Task inputs:
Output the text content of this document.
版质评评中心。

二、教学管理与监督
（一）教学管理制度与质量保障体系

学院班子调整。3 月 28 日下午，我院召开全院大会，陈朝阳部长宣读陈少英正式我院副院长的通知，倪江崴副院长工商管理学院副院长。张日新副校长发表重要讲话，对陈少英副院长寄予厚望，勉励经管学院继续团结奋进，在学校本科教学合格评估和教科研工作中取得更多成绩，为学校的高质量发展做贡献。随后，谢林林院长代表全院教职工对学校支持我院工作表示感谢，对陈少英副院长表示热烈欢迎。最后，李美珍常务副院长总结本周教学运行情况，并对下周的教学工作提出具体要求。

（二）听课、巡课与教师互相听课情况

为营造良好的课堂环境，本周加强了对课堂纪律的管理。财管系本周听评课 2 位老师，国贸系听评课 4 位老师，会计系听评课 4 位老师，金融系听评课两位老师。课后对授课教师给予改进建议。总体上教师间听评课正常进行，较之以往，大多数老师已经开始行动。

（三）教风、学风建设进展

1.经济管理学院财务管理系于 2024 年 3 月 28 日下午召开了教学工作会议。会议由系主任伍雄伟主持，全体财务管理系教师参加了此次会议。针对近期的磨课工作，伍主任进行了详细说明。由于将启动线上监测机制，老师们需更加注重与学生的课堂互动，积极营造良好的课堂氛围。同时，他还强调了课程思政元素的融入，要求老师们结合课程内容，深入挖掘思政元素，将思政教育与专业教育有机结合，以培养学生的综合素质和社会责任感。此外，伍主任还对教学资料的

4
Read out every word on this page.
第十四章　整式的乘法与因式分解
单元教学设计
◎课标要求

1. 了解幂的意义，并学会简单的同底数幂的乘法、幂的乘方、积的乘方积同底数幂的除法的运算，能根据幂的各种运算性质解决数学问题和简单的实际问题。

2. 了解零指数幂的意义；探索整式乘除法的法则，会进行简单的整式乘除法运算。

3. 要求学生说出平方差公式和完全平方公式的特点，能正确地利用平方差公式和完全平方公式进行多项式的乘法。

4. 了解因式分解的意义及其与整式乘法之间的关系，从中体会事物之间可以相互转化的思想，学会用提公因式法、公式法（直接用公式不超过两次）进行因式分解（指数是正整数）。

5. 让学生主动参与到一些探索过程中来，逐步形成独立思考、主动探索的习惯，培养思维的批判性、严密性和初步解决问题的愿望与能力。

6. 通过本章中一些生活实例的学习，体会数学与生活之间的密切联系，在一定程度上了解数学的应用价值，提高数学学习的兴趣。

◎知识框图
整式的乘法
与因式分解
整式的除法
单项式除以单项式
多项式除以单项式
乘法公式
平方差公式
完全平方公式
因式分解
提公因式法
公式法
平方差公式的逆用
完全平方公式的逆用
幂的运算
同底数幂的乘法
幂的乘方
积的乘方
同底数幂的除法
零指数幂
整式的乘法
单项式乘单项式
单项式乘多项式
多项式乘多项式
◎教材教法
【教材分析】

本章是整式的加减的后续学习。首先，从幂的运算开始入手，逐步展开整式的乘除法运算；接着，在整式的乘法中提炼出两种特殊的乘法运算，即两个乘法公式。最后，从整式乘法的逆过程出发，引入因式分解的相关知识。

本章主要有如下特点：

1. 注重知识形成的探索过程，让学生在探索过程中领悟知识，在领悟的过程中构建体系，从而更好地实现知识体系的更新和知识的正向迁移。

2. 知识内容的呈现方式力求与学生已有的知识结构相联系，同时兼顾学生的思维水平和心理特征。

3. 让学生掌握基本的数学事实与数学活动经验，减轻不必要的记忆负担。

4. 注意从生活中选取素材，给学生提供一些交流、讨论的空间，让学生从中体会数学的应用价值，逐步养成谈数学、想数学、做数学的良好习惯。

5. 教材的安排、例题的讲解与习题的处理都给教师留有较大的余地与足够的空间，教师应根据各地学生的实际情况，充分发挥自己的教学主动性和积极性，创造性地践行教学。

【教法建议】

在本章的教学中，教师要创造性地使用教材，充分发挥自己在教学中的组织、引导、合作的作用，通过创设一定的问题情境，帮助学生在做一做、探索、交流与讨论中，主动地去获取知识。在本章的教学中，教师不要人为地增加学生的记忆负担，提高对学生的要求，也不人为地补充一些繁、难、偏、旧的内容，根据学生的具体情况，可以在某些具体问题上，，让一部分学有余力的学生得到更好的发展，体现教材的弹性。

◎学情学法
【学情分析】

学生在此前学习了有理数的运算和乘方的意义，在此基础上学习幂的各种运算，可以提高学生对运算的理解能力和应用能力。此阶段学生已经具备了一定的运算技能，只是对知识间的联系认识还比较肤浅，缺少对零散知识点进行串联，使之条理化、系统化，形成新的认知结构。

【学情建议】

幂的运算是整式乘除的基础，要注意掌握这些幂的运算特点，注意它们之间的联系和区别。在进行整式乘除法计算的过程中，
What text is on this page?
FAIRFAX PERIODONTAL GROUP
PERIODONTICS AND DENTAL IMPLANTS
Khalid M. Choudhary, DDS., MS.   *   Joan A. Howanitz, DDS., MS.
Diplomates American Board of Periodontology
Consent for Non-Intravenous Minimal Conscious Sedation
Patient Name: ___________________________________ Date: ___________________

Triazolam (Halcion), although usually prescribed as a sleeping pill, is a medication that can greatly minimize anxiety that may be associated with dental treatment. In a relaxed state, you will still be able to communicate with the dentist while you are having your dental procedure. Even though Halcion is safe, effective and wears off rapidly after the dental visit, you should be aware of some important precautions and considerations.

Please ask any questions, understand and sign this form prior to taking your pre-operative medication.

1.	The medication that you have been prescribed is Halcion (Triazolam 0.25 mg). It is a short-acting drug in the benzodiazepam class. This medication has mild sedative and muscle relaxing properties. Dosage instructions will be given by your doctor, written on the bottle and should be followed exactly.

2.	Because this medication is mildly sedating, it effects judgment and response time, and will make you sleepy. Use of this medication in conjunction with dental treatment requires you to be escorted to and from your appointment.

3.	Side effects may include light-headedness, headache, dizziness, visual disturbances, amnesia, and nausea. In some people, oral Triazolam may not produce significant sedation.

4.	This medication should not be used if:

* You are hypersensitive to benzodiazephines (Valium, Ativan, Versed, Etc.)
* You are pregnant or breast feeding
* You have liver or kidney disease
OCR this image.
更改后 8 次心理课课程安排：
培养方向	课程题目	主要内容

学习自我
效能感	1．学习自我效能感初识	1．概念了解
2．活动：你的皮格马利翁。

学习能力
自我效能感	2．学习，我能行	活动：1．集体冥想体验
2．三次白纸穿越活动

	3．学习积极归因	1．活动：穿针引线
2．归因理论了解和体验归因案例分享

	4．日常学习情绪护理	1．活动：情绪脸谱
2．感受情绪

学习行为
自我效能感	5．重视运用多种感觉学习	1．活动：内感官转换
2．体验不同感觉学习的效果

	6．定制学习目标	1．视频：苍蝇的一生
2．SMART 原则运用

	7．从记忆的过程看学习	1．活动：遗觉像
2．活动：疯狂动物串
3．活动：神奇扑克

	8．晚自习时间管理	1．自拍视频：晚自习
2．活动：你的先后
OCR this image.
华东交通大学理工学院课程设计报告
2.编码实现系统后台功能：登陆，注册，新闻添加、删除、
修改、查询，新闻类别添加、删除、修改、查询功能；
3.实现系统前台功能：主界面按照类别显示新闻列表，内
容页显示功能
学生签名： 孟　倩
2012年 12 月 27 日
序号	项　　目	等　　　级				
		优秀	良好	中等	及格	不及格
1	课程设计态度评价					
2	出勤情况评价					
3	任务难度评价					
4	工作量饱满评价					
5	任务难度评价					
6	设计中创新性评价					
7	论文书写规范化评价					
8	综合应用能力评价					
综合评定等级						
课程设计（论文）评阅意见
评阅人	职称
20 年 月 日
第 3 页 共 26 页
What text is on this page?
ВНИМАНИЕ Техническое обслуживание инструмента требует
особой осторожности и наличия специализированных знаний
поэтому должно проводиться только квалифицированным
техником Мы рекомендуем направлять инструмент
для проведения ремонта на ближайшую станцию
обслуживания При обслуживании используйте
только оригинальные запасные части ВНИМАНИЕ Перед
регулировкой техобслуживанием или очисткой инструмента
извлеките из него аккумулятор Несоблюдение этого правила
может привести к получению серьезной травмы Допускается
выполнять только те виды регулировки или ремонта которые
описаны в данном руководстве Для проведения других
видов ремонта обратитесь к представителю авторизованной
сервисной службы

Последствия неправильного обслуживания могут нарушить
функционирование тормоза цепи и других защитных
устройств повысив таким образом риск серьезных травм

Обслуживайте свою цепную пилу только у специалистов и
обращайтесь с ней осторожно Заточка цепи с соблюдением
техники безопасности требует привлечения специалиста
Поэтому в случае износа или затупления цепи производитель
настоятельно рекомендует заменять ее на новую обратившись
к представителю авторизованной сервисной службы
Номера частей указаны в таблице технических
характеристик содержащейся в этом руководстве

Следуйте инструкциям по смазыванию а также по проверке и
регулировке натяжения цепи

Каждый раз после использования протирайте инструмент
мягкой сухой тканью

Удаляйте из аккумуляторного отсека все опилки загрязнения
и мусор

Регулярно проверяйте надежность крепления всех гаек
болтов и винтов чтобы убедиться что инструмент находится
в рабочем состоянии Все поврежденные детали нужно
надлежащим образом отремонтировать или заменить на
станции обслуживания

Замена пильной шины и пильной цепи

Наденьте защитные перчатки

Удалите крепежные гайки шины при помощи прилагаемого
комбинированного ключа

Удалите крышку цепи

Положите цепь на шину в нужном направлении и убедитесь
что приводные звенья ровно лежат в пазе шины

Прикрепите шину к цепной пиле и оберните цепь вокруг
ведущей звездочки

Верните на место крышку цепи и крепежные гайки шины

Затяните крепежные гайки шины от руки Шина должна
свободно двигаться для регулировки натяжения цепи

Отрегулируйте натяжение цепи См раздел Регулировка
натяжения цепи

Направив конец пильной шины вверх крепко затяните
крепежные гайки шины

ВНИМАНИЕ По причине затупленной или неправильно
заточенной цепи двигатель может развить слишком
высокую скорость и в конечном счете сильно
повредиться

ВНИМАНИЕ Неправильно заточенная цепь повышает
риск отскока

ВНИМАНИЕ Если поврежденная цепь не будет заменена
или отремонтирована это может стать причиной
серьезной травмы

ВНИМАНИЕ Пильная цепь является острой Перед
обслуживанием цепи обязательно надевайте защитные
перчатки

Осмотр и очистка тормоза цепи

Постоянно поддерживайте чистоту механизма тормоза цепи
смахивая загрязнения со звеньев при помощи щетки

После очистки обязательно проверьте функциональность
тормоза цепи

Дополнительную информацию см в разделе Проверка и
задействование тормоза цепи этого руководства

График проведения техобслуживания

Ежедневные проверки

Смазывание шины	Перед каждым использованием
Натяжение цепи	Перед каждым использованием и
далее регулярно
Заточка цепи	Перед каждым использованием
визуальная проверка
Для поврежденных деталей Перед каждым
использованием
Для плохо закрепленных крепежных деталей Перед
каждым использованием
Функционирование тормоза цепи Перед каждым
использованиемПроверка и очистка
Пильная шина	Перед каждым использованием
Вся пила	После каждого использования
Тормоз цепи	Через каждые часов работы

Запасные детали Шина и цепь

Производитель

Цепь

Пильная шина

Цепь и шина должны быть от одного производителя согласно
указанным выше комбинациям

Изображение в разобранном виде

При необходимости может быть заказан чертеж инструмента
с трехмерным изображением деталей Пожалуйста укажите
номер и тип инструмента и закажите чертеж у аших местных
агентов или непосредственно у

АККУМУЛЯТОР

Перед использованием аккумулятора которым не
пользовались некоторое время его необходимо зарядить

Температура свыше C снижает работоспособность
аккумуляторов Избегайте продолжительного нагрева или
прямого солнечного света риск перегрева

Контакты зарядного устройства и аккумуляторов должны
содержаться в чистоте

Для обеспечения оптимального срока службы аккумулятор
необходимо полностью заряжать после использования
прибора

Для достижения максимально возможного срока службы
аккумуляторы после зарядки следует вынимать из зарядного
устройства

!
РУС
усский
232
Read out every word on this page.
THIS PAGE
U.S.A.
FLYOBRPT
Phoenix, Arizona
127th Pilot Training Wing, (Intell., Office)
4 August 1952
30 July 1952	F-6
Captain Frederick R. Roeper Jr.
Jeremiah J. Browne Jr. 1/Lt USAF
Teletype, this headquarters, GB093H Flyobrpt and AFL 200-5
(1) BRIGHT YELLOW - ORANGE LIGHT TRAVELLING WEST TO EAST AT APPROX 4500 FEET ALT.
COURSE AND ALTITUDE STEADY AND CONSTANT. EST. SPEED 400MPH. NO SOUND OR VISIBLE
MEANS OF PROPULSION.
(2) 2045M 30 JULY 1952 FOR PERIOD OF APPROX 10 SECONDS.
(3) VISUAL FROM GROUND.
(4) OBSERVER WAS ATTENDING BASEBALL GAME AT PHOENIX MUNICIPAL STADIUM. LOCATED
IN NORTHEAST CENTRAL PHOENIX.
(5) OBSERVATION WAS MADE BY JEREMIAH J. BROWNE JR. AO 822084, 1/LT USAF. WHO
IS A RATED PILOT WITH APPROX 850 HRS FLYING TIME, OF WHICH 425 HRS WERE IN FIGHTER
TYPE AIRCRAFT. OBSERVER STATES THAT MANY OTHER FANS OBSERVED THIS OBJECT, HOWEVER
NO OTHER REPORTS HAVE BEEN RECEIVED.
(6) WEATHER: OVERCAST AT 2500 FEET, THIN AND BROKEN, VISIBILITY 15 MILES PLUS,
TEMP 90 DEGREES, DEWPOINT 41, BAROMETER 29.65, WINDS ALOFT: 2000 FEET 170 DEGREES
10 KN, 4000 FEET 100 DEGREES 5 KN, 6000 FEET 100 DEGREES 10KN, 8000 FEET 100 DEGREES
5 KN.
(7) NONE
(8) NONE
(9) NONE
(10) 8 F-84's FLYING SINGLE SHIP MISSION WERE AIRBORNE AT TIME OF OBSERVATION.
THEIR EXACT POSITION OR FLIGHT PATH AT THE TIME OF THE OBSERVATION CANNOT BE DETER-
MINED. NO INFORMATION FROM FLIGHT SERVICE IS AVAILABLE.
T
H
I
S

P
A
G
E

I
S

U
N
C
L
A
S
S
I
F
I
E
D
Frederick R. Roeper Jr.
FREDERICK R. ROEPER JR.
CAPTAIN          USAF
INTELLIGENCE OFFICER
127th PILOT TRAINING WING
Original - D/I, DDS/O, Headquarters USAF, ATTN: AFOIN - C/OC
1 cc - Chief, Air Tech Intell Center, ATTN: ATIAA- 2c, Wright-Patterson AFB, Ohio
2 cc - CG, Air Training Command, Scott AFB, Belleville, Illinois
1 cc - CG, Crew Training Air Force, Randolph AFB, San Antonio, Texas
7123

Request: Across the records above, count the lines holding "очистка" and reply with that number alone.

Expected answer: 2